→ **Records to process**:

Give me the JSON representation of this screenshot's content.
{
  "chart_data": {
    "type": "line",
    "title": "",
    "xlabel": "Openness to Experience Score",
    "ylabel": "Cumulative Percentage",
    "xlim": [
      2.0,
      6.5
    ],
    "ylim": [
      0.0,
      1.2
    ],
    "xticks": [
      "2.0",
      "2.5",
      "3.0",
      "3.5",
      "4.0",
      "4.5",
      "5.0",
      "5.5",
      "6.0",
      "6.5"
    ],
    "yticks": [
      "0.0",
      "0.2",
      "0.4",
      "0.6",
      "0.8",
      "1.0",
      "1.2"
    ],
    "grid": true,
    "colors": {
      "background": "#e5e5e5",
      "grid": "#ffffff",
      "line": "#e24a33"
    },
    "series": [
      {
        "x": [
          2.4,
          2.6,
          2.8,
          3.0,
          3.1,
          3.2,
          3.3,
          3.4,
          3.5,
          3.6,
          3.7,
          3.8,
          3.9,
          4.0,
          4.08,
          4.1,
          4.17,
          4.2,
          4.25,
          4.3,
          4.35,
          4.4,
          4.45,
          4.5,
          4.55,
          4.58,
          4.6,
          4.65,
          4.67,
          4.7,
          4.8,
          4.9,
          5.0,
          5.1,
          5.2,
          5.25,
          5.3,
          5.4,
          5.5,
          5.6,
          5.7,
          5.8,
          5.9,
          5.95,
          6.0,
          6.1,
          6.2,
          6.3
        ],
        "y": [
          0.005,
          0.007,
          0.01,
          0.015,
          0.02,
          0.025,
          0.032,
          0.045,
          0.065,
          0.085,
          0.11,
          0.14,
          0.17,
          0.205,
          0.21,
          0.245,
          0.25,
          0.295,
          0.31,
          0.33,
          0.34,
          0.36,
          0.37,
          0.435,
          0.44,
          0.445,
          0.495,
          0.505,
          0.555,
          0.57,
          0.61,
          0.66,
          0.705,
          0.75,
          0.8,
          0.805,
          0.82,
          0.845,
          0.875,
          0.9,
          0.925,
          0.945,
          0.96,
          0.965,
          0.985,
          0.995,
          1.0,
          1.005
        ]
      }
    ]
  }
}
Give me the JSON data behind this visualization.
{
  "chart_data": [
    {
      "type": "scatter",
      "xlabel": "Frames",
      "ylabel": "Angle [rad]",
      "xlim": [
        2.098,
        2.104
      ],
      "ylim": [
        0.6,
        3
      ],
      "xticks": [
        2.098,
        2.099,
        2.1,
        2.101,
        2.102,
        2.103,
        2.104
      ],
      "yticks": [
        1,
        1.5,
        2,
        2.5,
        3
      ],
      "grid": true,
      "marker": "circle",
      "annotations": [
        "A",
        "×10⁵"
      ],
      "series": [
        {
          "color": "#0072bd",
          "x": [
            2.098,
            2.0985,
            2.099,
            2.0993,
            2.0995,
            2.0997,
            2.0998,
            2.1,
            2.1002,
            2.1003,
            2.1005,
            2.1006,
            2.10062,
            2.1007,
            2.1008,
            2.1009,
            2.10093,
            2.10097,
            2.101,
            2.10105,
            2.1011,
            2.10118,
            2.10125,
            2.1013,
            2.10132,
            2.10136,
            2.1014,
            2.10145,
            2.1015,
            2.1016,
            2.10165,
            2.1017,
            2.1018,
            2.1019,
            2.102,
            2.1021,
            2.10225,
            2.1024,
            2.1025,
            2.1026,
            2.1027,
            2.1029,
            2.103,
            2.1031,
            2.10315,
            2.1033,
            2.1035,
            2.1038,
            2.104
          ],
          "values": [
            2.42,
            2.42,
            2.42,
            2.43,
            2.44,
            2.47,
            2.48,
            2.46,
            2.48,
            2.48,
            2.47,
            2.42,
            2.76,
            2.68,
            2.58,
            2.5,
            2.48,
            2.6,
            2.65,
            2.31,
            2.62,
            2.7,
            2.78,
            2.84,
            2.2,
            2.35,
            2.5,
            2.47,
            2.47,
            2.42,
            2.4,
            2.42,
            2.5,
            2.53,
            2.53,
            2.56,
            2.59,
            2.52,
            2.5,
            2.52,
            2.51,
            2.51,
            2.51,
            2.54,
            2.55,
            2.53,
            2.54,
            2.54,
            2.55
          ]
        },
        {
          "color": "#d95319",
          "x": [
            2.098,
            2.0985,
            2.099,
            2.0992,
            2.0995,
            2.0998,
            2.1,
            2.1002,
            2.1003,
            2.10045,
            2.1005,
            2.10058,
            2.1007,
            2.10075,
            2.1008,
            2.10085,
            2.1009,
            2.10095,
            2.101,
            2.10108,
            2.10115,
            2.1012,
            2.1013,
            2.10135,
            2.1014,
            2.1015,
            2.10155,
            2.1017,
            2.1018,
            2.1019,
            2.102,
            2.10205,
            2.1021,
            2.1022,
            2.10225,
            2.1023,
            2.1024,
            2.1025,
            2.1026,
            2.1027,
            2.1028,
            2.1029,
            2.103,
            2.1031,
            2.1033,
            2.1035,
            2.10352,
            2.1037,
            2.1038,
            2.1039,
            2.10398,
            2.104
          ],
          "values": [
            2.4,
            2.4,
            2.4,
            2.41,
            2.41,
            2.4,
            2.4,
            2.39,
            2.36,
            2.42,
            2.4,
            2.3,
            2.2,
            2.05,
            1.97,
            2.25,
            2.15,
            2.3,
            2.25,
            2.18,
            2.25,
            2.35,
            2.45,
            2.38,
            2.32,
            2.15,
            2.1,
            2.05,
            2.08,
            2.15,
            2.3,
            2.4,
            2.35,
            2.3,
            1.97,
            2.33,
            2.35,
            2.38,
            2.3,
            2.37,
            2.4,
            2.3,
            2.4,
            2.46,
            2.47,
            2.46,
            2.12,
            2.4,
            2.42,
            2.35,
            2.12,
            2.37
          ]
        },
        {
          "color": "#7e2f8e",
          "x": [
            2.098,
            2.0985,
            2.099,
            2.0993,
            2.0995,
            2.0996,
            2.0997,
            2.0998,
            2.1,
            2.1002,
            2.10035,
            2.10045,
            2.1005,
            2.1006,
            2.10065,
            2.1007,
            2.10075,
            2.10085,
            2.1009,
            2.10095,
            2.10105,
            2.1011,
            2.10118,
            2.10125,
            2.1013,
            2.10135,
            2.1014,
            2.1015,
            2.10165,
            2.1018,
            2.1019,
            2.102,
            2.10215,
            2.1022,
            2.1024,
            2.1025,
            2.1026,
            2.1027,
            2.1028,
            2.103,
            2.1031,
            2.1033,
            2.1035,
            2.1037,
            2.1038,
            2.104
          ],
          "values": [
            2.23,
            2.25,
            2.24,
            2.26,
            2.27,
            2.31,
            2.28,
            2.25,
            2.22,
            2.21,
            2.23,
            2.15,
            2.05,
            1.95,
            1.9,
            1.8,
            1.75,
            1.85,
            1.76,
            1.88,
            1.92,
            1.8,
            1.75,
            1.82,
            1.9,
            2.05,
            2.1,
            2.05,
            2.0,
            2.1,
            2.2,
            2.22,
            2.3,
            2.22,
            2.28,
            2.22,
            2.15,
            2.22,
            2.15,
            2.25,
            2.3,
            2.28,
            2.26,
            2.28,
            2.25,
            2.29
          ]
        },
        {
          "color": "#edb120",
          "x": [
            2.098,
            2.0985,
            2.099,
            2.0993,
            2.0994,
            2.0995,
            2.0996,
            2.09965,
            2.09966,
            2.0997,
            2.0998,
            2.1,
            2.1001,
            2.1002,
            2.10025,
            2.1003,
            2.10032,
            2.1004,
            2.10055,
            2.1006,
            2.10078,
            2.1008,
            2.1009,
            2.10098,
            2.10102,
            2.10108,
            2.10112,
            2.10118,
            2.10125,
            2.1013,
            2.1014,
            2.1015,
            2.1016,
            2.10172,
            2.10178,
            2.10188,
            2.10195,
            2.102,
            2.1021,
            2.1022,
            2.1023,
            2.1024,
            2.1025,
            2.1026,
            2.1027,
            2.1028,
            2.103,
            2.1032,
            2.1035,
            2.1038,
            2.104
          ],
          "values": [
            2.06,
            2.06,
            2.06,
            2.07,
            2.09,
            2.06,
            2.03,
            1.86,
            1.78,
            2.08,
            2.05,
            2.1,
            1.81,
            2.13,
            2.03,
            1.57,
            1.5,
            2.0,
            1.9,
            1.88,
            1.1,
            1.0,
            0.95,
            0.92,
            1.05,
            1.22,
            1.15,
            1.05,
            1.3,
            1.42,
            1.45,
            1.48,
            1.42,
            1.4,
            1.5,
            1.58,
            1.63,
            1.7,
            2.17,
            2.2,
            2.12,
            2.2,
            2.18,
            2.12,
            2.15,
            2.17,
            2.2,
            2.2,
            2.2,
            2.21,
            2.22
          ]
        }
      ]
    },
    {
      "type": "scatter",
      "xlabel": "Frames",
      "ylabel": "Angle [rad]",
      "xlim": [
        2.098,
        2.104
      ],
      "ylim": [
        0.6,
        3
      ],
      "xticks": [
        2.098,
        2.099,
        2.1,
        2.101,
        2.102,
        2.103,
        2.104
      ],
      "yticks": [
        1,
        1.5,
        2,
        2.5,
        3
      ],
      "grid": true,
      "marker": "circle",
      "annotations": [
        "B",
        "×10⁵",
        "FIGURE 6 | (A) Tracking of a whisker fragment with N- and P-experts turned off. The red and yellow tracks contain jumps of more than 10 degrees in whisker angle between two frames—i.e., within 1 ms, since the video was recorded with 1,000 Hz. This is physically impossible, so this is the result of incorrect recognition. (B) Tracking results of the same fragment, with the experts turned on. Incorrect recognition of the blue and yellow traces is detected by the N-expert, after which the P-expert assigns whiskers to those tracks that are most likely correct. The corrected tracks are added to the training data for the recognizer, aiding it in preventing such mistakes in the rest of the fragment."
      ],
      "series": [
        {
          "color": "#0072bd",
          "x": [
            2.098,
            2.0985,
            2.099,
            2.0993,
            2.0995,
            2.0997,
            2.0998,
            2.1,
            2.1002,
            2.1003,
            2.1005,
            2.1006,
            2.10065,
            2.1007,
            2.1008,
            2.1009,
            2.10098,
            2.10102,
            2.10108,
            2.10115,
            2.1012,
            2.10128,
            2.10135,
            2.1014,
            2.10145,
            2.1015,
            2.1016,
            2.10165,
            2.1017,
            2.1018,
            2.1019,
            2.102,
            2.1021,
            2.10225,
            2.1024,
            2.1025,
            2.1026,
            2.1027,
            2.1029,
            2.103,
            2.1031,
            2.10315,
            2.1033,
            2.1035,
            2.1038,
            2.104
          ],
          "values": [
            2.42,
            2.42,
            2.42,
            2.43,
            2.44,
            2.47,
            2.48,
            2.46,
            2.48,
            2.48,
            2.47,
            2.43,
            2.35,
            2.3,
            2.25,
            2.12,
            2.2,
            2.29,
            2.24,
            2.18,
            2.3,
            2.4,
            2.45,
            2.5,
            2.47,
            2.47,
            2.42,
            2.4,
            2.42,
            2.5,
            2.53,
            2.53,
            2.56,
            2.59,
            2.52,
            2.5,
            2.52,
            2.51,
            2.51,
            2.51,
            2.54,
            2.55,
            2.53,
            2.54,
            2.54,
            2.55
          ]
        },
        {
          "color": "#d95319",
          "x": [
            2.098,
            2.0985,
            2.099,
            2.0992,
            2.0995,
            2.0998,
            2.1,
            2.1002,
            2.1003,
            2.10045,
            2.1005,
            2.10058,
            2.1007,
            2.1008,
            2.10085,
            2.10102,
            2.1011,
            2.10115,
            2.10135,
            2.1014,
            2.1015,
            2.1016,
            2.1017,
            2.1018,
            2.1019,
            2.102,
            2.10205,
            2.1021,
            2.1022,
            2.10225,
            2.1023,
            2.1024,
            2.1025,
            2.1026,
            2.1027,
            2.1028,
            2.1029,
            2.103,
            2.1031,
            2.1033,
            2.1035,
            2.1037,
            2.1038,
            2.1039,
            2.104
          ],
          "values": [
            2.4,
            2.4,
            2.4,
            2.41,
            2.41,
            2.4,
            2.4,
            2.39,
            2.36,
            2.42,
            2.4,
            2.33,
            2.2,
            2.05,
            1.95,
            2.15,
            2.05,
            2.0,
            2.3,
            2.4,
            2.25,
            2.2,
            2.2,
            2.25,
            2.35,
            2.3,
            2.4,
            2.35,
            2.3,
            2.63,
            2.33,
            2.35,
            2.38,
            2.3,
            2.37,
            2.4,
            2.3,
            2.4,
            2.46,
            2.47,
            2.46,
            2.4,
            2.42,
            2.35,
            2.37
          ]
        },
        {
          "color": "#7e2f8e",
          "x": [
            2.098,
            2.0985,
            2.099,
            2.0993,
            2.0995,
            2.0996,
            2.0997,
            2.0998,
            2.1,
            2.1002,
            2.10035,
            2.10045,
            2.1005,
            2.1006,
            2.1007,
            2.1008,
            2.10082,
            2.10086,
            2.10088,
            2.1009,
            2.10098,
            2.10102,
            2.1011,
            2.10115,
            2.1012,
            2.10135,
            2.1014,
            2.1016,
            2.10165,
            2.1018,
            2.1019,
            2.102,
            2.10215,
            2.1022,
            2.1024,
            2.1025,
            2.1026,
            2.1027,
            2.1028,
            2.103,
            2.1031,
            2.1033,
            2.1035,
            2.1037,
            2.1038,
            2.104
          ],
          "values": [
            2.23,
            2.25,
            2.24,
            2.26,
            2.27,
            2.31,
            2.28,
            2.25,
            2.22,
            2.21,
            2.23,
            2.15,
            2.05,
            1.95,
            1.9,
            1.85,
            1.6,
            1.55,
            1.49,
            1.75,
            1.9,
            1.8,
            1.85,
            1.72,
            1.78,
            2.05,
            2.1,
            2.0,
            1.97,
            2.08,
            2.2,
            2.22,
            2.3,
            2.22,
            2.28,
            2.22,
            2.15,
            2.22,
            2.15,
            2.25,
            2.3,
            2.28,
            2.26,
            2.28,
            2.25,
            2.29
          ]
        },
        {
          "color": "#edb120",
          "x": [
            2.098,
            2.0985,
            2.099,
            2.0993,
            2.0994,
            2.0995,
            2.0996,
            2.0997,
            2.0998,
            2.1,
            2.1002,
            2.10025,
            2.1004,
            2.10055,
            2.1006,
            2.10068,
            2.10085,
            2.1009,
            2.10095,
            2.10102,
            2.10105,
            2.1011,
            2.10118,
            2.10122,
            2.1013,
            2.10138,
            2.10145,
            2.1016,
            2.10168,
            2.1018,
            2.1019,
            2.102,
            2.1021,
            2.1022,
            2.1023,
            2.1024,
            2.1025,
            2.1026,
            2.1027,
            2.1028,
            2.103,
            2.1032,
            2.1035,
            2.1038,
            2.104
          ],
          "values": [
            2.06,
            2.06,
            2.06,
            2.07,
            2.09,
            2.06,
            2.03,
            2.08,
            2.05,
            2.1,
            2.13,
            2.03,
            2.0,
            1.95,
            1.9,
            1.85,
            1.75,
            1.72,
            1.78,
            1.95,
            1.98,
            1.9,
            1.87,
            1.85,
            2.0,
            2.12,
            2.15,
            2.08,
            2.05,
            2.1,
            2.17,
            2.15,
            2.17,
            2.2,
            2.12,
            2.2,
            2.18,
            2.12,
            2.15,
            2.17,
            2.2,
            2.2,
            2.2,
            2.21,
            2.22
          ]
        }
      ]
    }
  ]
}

→ **Short task**: Count the lines that include the word "grid" and state the result as a bare number.

→ **Complete response**: 4